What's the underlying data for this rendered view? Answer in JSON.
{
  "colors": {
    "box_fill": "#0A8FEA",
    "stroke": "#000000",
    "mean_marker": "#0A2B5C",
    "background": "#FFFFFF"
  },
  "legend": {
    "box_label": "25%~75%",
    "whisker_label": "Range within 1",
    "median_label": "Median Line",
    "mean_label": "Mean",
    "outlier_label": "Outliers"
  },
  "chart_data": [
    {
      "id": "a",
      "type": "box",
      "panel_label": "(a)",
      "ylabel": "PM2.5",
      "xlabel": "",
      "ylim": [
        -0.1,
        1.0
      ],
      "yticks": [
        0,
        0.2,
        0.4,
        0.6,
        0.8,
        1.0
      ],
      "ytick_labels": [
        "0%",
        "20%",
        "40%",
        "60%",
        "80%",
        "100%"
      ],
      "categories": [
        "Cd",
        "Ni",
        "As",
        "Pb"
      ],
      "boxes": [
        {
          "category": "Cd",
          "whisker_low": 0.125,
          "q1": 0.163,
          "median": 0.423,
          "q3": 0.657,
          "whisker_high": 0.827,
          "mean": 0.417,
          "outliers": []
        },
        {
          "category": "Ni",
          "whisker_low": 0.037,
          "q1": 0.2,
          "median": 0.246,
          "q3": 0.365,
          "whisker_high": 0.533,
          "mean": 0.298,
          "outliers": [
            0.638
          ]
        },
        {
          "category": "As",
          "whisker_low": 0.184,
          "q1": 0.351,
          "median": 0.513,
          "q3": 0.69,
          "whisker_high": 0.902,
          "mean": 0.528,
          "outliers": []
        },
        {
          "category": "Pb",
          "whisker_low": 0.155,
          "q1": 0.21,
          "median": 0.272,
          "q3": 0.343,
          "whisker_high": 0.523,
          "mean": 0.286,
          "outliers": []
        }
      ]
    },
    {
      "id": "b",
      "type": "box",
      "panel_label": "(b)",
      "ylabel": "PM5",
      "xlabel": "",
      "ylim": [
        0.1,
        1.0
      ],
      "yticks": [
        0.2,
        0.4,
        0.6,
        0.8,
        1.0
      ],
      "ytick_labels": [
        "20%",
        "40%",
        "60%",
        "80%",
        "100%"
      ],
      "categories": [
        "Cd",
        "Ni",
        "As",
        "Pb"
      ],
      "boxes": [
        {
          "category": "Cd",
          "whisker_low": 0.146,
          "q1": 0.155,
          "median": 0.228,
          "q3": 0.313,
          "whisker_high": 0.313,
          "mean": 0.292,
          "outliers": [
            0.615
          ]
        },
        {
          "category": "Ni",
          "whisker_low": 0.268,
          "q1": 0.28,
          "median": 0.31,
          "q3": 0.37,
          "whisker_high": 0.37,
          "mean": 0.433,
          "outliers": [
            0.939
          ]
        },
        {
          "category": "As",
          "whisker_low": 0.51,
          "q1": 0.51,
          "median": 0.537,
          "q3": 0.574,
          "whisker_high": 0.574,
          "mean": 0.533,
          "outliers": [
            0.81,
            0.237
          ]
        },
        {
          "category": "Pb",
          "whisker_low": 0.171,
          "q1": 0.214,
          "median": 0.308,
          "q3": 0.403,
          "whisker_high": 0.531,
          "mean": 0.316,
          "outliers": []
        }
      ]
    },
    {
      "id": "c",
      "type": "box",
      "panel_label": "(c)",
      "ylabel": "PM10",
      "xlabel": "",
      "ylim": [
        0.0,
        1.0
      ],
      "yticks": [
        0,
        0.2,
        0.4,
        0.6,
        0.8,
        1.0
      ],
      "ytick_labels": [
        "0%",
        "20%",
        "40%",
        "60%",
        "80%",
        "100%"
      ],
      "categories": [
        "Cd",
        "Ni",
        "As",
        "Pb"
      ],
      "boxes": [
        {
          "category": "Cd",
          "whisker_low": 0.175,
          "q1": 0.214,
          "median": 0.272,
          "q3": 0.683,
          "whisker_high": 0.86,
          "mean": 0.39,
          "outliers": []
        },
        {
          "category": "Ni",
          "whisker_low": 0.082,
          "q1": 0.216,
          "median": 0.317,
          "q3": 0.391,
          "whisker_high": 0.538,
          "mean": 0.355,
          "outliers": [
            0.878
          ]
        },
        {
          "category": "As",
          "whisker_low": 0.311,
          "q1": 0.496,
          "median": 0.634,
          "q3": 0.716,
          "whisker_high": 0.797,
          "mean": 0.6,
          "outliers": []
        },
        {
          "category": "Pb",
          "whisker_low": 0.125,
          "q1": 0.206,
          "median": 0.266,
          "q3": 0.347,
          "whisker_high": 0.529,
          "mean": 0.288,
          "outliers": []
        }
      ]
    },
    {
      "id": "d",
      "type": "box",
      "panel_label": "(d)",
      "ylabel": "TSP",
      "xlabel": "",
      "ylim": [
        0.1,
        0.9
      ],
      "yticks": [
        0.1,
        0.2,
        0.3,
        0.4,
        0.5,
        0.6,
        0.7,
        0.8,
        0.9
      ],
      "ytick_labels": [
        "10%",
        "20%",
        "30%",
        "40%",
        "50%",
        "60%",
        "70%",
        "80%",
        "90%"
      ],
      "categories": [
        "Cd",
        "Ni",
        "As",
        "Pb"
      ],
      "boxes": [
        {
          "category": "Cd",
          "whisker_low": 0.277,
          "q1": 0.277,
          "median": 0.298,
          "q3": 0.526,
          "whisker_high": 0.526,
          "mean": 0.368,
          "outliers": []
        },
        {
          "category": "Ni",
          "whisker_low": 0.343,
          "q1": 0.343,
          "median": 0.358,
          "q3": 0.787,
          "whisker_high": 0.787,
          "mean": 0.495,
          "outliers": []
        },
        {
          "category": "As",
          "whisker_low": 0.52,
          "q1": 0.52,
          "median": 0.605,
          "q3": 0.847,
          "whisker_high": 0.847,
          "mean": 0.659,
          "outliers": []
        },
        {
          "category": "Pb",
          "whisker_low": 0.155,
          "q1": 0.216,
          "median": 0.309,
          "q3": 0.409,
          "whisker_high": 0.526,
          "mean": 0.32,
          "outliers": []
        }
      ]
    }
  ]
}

■ **What you have to do**: Repeat the records above in full, character for character.

■ **Response for this exercise**:
What's the underlying data for this rendered view? Answer in JSON.
{
  "colors": {
    "box_fill": "#0A8FEA",
    "stroke": "#000000",
    "mean_marker": "#0A2B5C",
    "background": "#FFFFFF"
  },
  "legend": {
    "box_label": "25%~75%",
    "whisker_label": "Range within 1",
    "median_label": "Median Line",
    "mean_label": "Mean",
    "outlier_label": "Outliers"
  },
  "chart_data": [
    {
      "id": "a",
      "type": "box",
      "panel_label": "(a)",
      "ylabel": "PM2.5",
      "xlabel": "",
      "ylim": [
        -0.1,
        1.0
      ],
      "yticks": [
        0,
        0.2,
        0.4,
        0.6,
        0.8,
        1.0
      ],
      "ytick_labels": [
        "0%",
        "20%",
        "40%",
        "60%",
        "80%",
        "100%"
      ],
      "categories": [
        "Cd",
        "Ni",
        "As",
        "Pb"
      ],
      "boxes": [
        {
          "category": "Cd",
          "whisker_low": 0.125,
          "q1": 0.163,
          "median": 0.423,
          "q3": 0.657,
          "whisker_high": 0.827,
          "mean": 0.417,
          "outliers": []
        },
        {
          "category": "Ni",
          "whisker_low": 0.037,
          "q1": 0.2,
          "median": 0.246,
          "q3": 0.365,
          "whisker_high": 0.533,
          "mean": 0.298,
          "outliers": [
            0.638
          ]
        },
        {
          "category": "As",
          "whisker_low": 0.184,
          "q1": 0.351,
          "median": 0.513,
          "q3": 0.69,
          "whisker_high": 0.902,
          "mean": 0.528,
          "outliers": []
        },
        {
          "category": "Pb",
          "whisker_low": 0.155,
          "q1": 0.21,
          "median": 0.272,
          "q3": 0.343,
          "whisker_high": 0.523,
          "mean": 0.286,
          "outliers": []
        }
      ]
    },
    {
      "id": "b",
      "type": "box",
      "panel_label": "(b)",
      "ylabel": "PM5",
      "xlabel": "",
      "ylim": [
        0.1,
        1.0
      ],
      "yticks": [
        0.2,
        0.4,
        0.6,
        0.8,
        1.0
      ],
      "ytick_labels": [
        "20%",
        "40%",
        "60%",
        "80%",
        "100%"
      ],
      "categories": [
        "Cd",
        "Ni",
        "As",
        "Pb"
      ],
      "boxes": [
        {
          "category": "Cd",
          "whisker_low": 0.146,
          "q1": 0.155,
          "median": 0.228,
          "q3": 0.313,
          "whisker_high": 0.313,
          "mean": 0.292,
          "outliers": [
            0.615
          ]
        },
        {
          "category": "Ni",
          "whisker_low": 0.268,
          "q1": 0.28,
          "median": 0.31,
          "q3": 0.37,
          "whisker_high": 0.37,
          "mean": 0.433,
          "outliers": [
            0.939
          ]
        },
        {
          "category": "As",
          "whisker_low": 0.51,
          "q1": 0.51,
          "median": 0.537,
          "q3": 0.574,
          "whisker_high": 0.574,
          "mean": 0.533,
          "outliers": [
            0.81,
            0.237
          ]
        },
        {
          "category": "Pb",
          "whisker_low": 0.171,
          "q1": 0.214,
          "median": 0.308,
          "q3": 0.403,
          "whisker_high": 0.531,
          "mean": 0.316,
          "outliers": []
        }
      ]
    },
    {
      "id": "c",
      "type": "box",
      "panel_label": "(c)",
      "ylabel": "PM10",
      "xlabel": "",
      "ylim": [
        0.0,
        1.0
      ],
      "yticks": [
        0,
        0.2,
        0.4,
        0.6,
        0.8,
        1.0
      ],
      "ytick_labels": [
        "0%",
        "20%",
        "40%",
        "60%",
        "80%",
        "100%"
      ],
      "categories": [
        "Cd",
        "Ni",
        "As",
        "Pb"
      ],
      "boxes": [
        {
          "category": "Cd",
          "whisker_low": 0.175,
          "q1": 0.214,
          "median": 0.272,
          "q3": 0.683,
          "whisker_high": 0.86,
          "mean": 0.39,
          "outliers": []
        },
        {
          "category": "Ni",
          "whisker_low": 0.082,
          "q1": 0.216,
          "median": 0.317,
          "q3": 0.391,
          "whisker_high": 0.538,
          "mean": 0.355,
          "outliers": [
            0.878
          ]
        },
        {
          "category": "As",
          "whisker_low": 0.311,
          "q1": 0.496,
          "median": 0.634,
          "q3": 0.716,
          "whisker_high": 0.797,
          "mean": 0.6,
          "outliers": []
        },
        {
          "category": "Pb",
          "whisker_low": 0.125,
          "q1": 0.206,
          "median": 0.266,
          "q3": 0.347,
          "whisker_high": 0.529,
          "mean": 0.288,
          "outliers": []
        }
      ]
    },
    {
      "id": "d",
      "type": "box",
      "panel_label": "(d)",
      "ylabel": "TSP",
      "xlabel": "",
      "ylim": [
        0.1,
        0.9
      ],
      "yticks": [
        0.1,
        0.2,
        0.3,
        0.4,
        0.5,
        0.6,
        0.7,
        0.8,
        0.9
      ],
      "ytick_labels": [
        "10%",
        "20%",
        "30%",
        "40%",
        "50%",
        "60%",
        "70%",
        "80%",
        "90%"
      ],
      "categories": [
        "Cd",
        "Ni",
        "As",
        "Pb"
      ],
      "boxes": [
        {
          "category": "Cd",
          "whisker_low": 0.277,
          "q1": 0.277,
          "median": 0.298,
          "q3": 0.526,
          "whisker_high": 0.526,
          "mean": 0.368,
          "outliers": []
        },
        {
          "category": "Ni",
          "whisker_low": 0.343,
          "q1": 0.343,
          "median": 0.358,
          "q3": 0.787,
          "whisker_high": 0.787,
          "mean": 0.495,
          "outliers": []
        },
        {
          "category": "As",
          "whisker_low": 0.52,
          "q1": 0.52,
          "median": 0.605,
          "q3": 0.847,
          "whisker_high": 0.847,
          "mean": 0.659,
          "outliers": []
        },
        {
          "category": "Pb",
          "whisker_low": 0.155,
          "q1": 0.216,
          "median": 0.309,
          "q3": 0.409,
          "whisker_high": 0.526,
          "mean": 0.32,
          "outliers": []
        }
      ]
    }
  ]
}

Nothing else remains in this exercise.